#### [Problem description]
Collect each line holding the string "background".
'''
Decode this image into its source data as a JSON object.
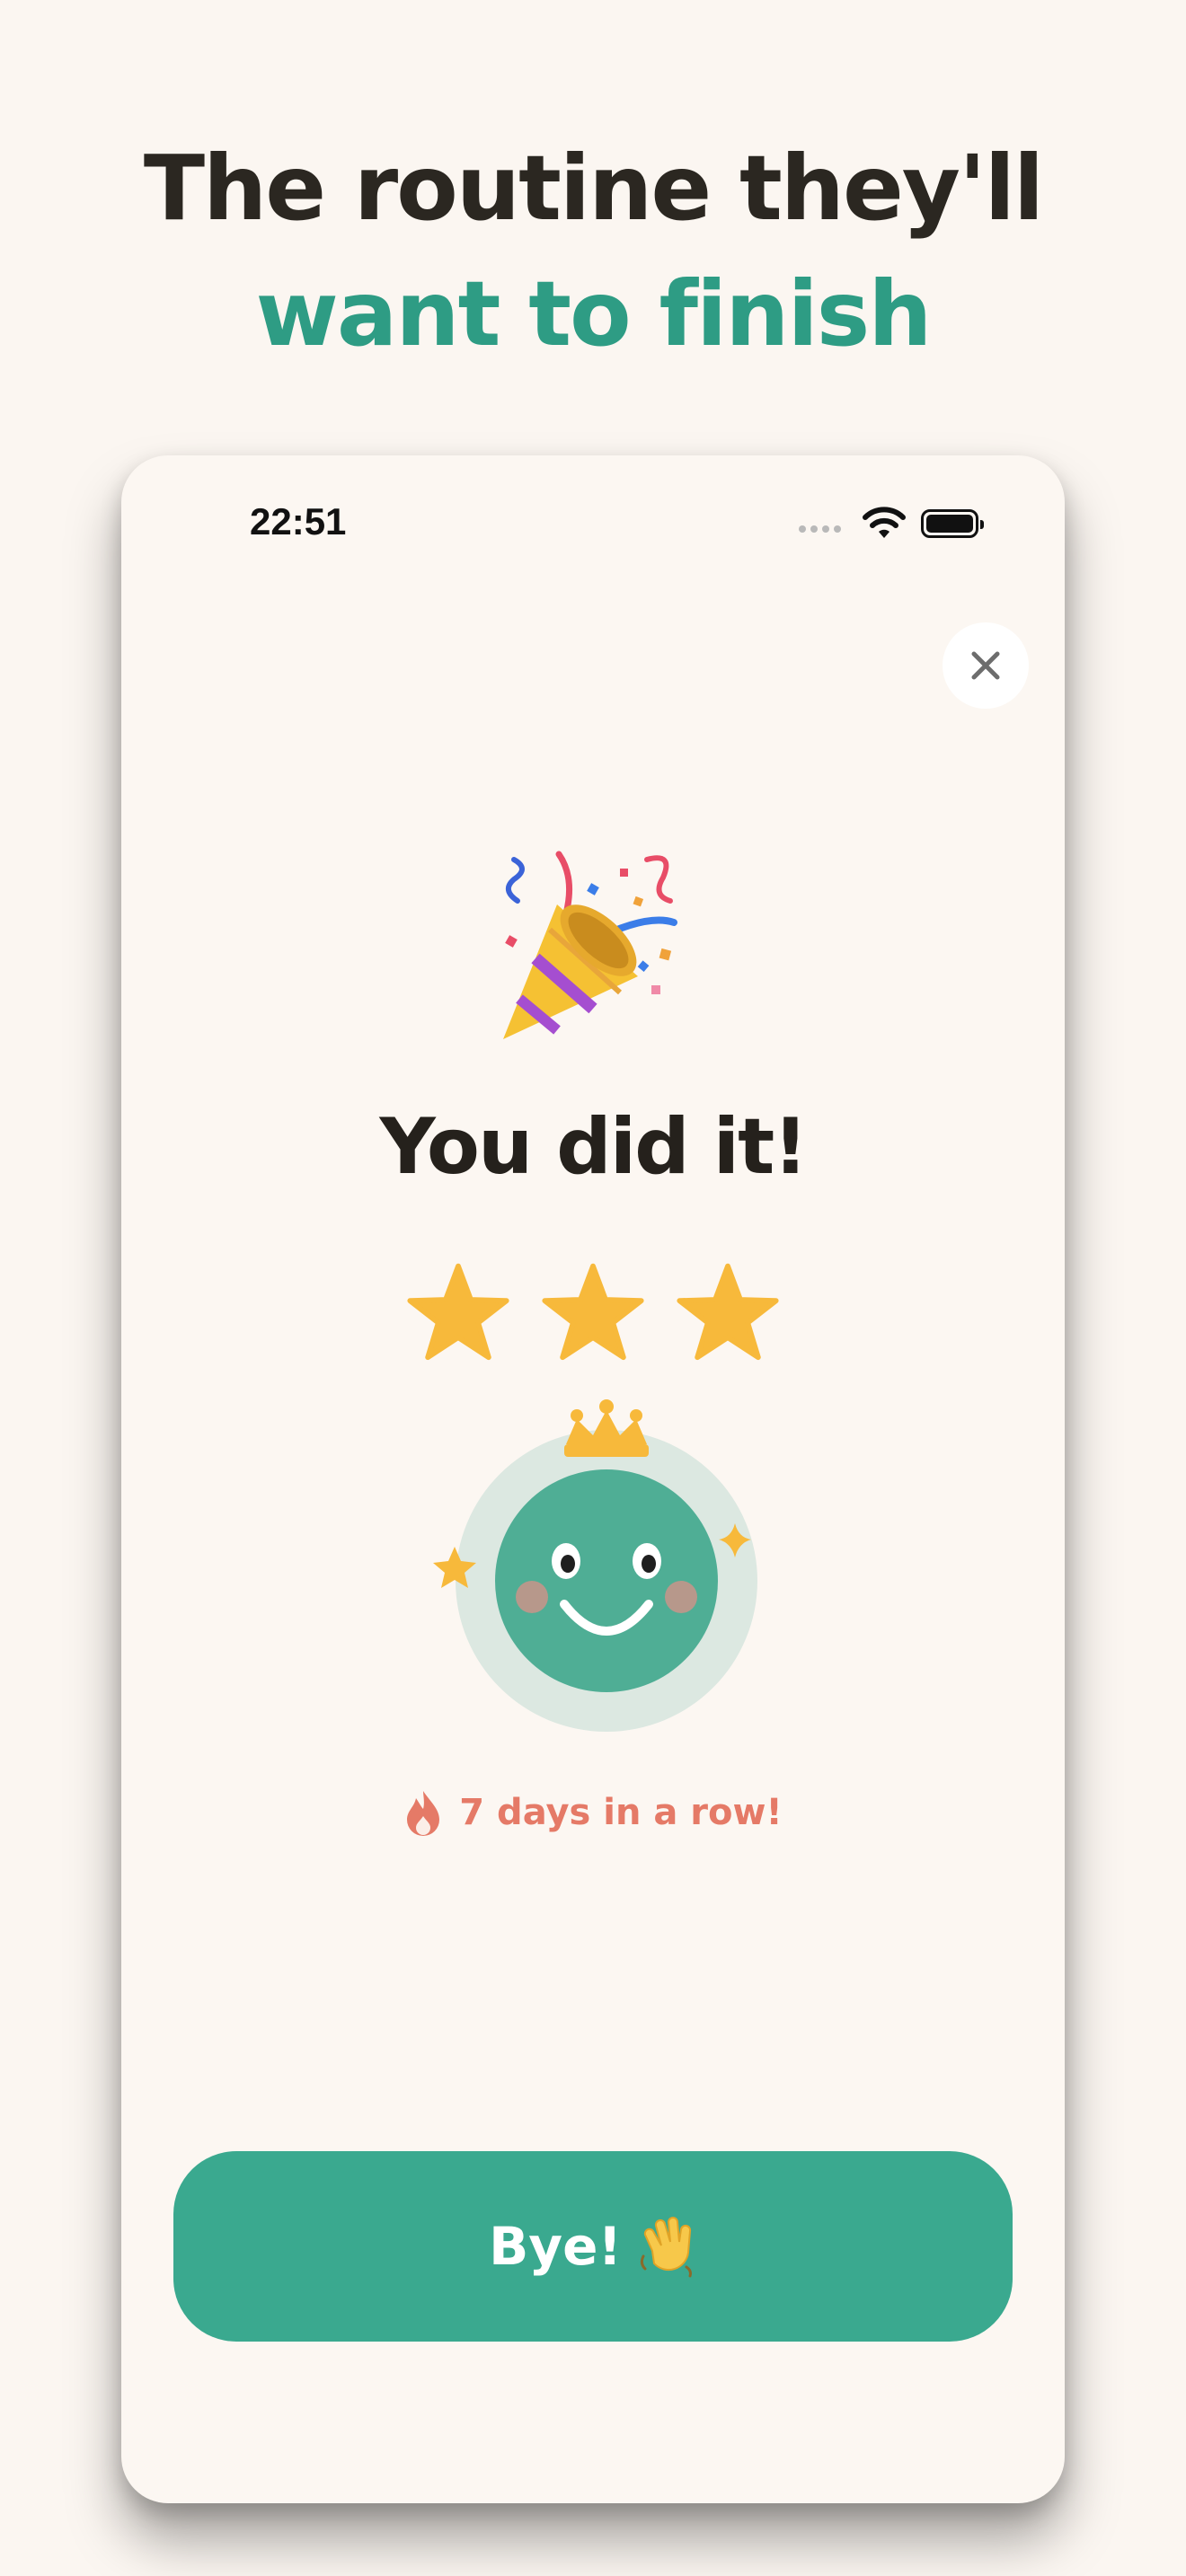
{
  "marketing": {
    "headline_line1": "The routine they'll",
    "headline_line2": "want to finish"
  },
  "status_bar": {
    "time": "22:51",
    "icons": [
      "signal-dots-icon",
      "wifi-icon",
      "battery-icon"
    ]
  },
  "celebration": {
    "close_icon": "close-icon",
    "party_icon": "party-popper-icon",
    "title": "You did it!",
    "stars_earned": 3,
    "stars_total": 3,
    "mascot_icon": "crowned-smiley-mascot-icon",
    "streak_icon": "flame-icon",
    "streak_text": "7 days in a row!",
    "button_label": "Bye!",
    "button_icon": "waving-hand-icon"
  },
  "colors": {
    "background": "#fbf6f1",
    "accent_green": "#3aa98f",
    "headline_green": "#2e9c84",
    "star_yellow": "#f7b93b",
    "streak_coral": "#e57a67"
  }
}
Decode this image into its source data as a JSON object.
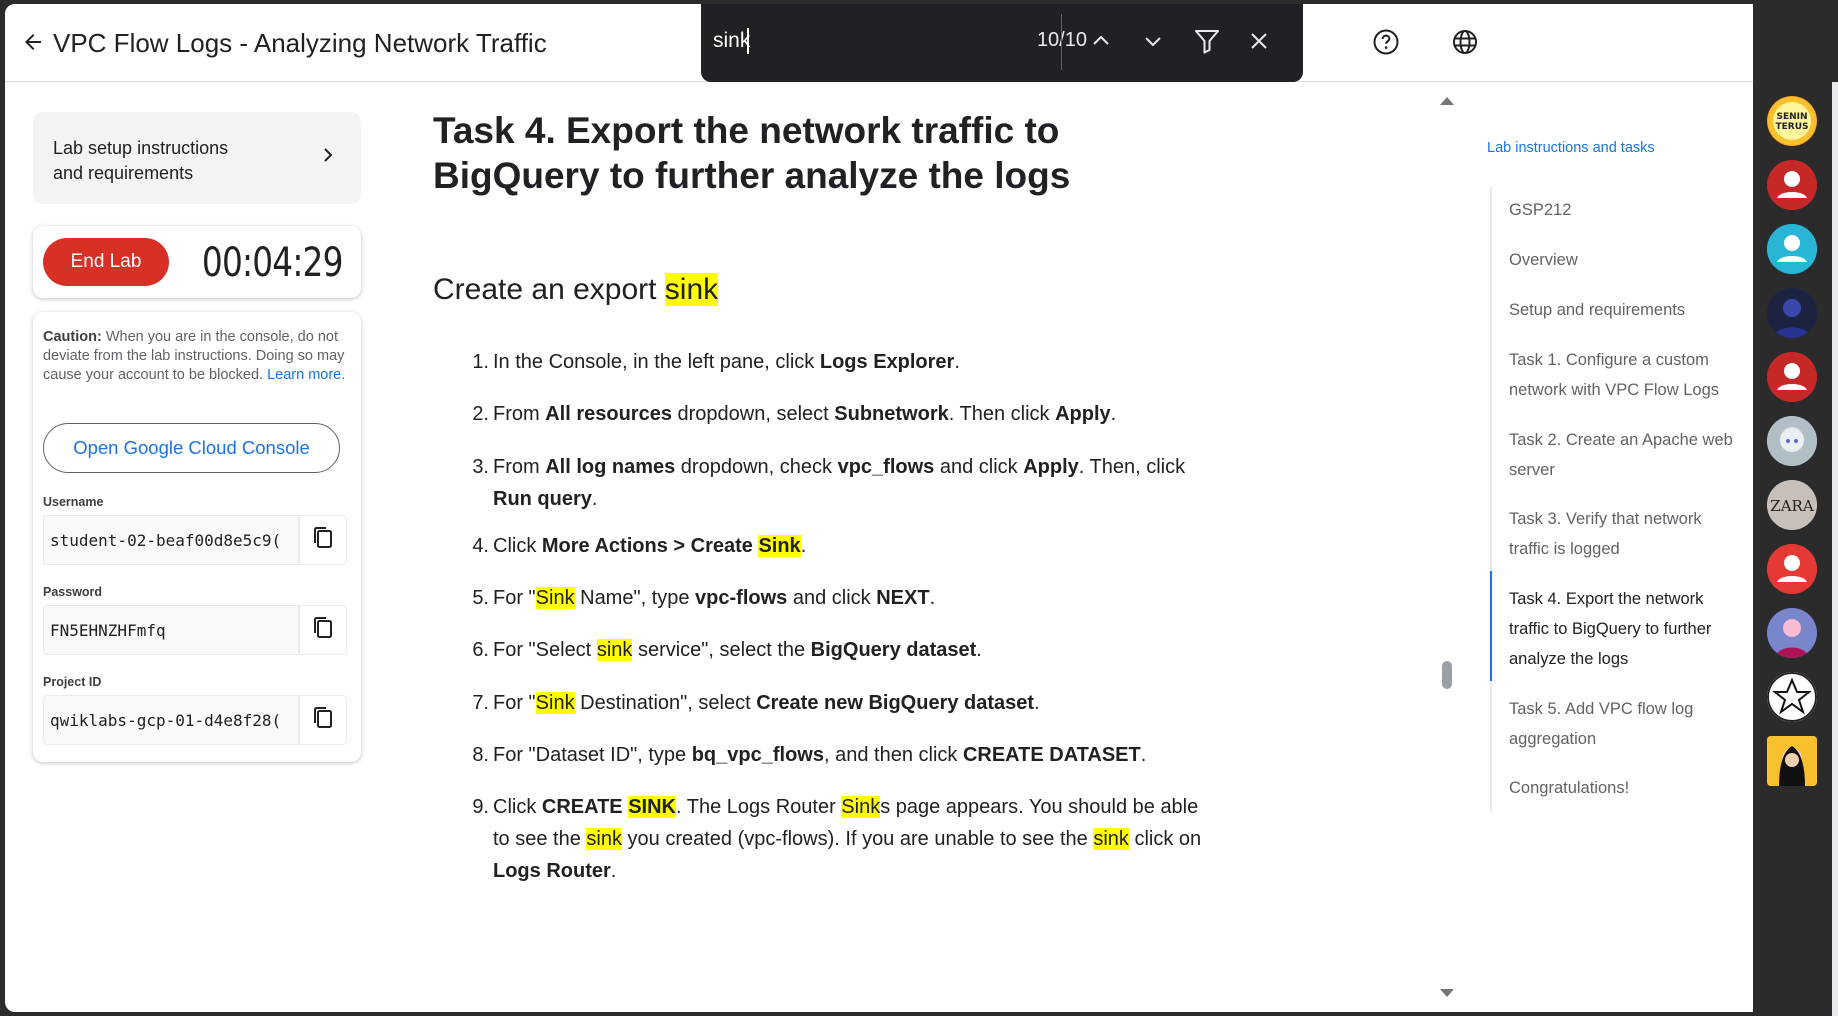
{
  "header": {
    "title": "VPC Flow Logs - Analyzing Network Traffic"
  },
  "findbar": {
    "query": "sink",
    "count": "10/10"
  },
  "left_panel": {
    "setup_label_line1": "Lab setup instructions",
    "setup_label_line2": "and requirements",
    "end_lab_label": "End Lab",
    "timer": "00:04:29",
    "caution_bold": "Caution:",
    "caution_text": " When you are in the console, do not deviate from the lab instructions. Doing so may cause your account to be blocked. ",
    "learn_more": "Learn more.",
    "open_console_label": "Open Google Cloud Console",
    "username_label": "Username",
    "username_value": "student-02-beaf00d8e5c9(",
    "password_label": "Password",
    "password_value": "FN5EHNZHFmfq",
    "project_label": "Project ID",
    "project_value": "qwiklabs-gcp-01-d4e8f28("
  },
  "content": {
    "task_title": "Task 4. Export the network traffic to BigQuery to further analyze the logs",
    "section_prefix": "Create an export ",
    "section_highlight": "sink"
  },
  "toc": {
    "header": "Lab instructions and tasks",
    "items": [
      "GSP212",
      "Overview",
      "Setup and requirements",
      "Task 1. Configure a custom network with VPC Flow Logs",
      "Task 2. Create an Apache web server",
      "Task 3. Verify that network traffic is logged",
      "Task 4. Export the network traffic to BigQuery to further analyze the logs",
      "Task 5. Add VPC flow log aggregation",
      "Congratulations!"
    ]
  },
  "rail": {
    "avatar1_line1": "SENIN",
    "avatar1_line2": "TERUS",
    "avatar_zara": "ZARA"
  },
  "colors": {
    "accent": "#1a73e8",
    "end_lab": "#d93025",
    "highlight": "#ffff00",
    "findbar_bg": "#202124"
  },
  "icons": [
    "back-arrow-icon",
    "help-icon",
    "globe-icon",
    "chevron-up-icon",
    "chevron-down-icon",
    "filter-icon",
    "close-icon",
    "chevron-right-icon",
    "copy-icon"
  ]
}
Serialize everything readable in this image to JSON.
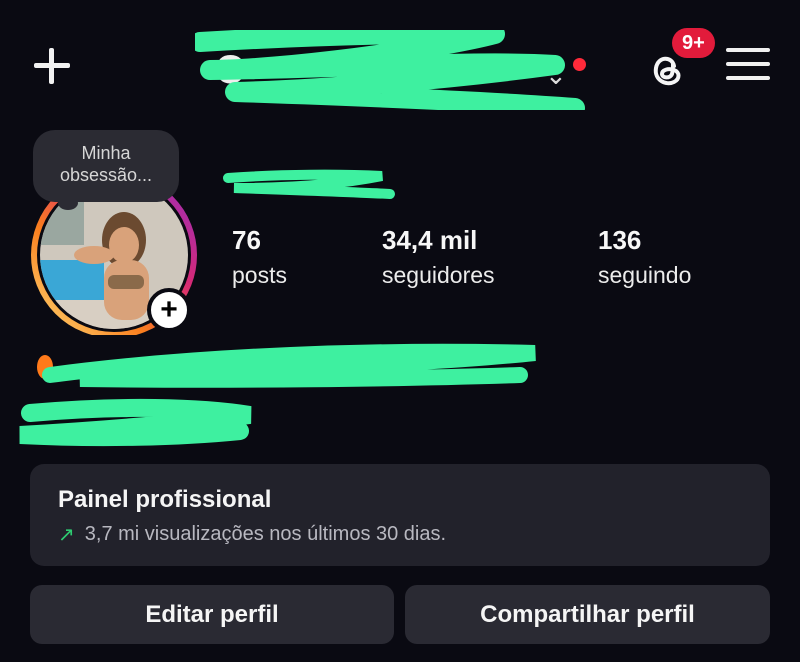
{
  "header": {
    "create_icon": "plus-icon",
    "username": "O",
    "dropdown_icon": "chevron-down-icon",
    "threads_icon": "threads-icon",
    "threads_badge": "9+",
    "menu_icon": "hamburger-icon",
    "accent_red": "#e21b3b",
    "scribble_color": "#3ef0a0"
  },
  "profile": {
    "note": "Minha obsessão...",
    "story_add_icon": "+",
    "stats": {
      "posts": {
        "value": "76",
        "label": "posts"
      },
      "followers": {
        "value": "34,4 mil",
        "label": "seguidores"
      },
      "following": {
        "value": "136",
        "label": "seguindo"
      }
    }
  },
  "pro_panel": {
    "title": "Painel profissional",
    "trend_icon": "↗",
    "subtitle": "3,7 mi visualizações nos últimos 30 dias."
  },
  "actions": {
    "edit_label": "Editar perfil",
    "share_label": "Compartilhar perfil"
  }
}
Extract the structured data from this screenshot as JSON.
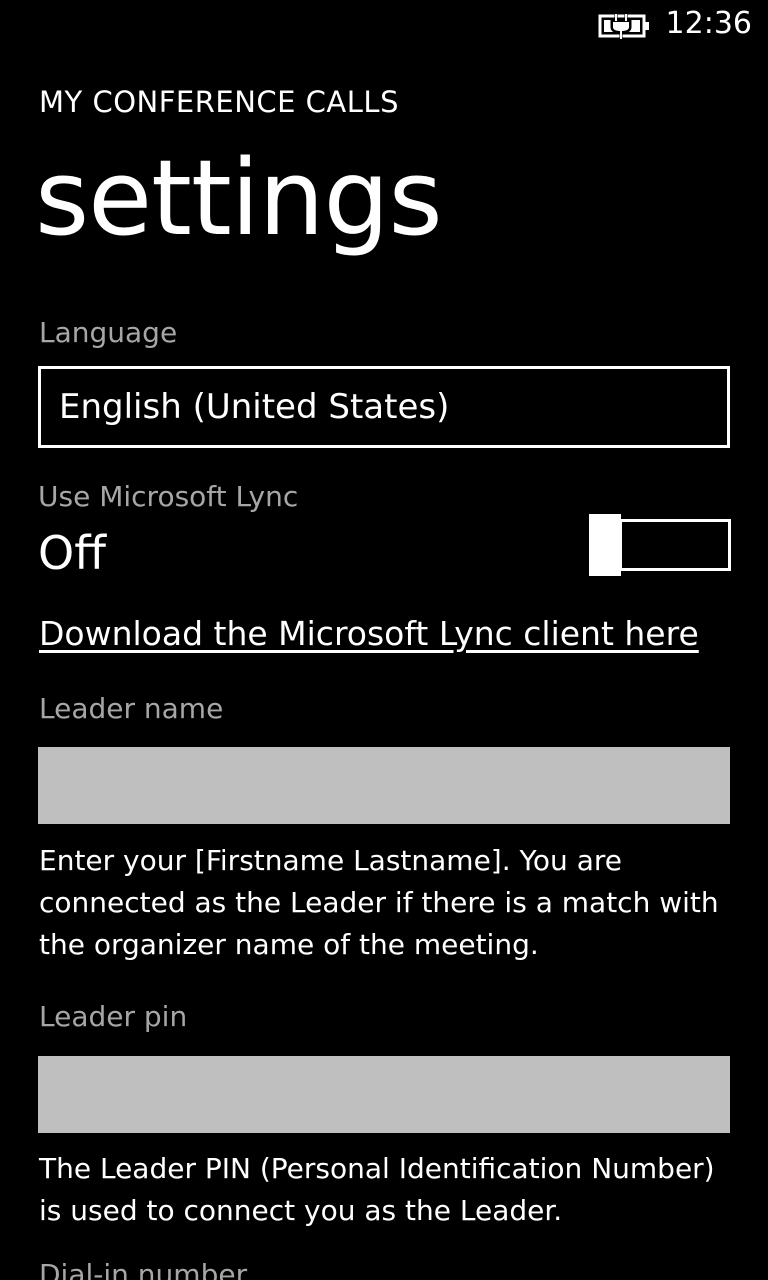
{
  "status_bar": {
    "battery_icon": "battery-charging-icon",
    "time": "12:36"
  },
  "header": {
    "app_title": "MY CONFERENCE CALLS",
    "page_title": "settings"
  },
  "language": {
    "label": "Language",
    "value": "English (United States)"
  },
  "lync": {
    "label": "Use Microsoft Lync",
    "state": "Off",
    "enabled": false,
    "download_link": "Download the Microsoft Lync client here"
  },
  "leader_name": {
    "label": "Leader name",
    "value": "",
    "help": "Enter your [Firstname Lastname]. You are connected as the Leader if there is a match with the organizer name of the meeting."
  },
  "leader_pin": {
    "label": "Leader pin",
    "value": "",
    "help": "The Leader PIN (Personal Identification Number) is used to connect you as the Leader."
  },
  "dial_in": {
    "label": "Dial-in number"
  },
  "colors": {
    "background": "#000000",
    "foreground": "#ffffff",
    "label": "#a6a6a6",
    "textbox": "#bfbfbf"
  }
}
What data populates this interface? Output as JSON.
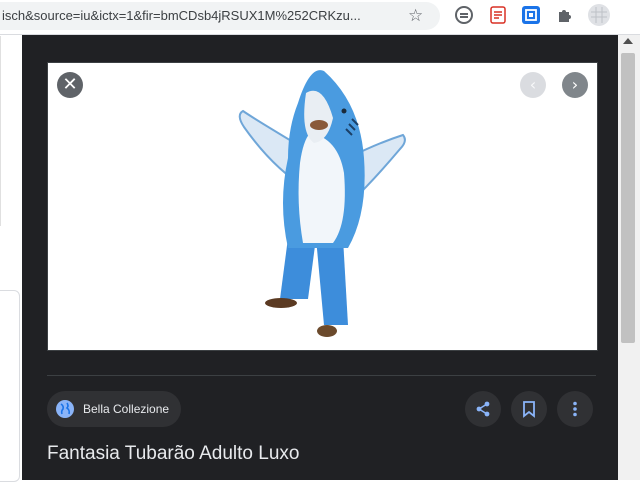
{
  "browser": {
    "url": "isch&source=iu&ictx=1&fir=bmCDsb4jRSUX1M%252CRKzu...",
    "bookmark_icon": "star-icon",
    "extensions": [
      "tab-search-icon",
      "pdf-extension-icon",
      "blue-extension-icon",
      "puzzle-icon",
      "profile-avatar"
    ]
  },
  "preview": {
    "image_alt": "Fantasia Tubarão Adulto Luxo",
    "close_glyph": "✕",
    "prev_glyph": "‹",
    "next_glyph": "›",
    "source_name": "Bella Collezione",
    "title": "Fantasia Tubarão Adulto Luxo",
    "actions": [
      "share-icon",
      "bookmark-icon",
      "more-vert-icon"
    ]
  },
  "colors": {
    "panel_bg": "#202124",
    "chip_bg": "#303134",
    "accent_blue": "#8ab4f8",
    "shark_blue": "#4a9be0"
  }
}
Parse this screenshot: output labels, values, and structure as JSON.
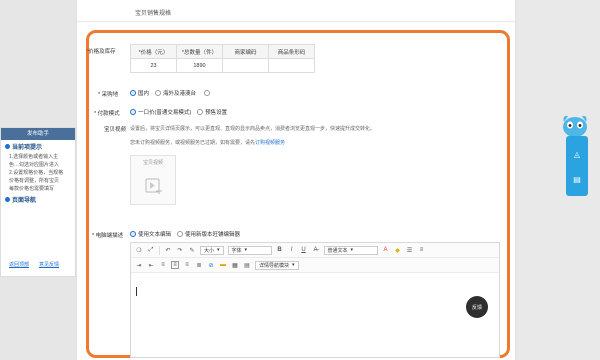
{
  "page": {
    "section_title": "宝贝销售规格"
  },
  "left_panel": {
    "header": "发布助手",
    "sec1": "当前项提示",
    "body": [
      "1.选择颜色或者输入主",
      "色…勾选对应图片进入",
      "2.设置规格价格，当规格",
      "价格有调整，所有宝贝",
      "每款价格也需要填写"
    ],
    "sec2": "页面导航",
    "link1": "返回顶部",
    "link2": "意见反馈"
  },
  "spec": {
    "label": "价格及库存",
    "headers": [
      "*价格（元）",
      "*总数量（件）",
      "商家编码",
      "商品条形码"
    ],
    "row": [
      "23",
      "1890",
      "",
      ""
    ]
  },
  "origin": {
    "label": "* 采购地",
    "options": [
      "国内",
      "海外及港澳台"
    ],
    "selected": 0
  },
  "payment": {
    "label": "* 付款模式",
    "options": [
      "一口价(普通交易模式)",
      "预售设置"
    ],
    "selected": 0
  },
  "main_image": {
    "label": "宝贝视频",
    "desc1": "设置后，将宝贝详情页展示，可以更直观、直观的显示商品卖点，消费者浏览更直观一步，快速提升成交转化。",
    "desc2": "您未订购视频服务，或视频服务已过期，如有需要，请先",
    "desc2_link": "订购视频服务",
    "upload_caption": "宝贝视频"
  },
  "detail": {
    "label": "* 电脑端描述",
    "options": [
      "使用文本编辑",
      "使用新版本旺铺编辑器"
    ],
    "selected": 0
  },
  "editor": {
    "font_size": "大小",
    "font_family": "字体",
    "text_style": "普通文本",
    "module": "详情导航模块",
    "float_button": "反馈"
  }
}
'''
#### [Output]
    "background": "#fbf6f1",
    "background": "#000000",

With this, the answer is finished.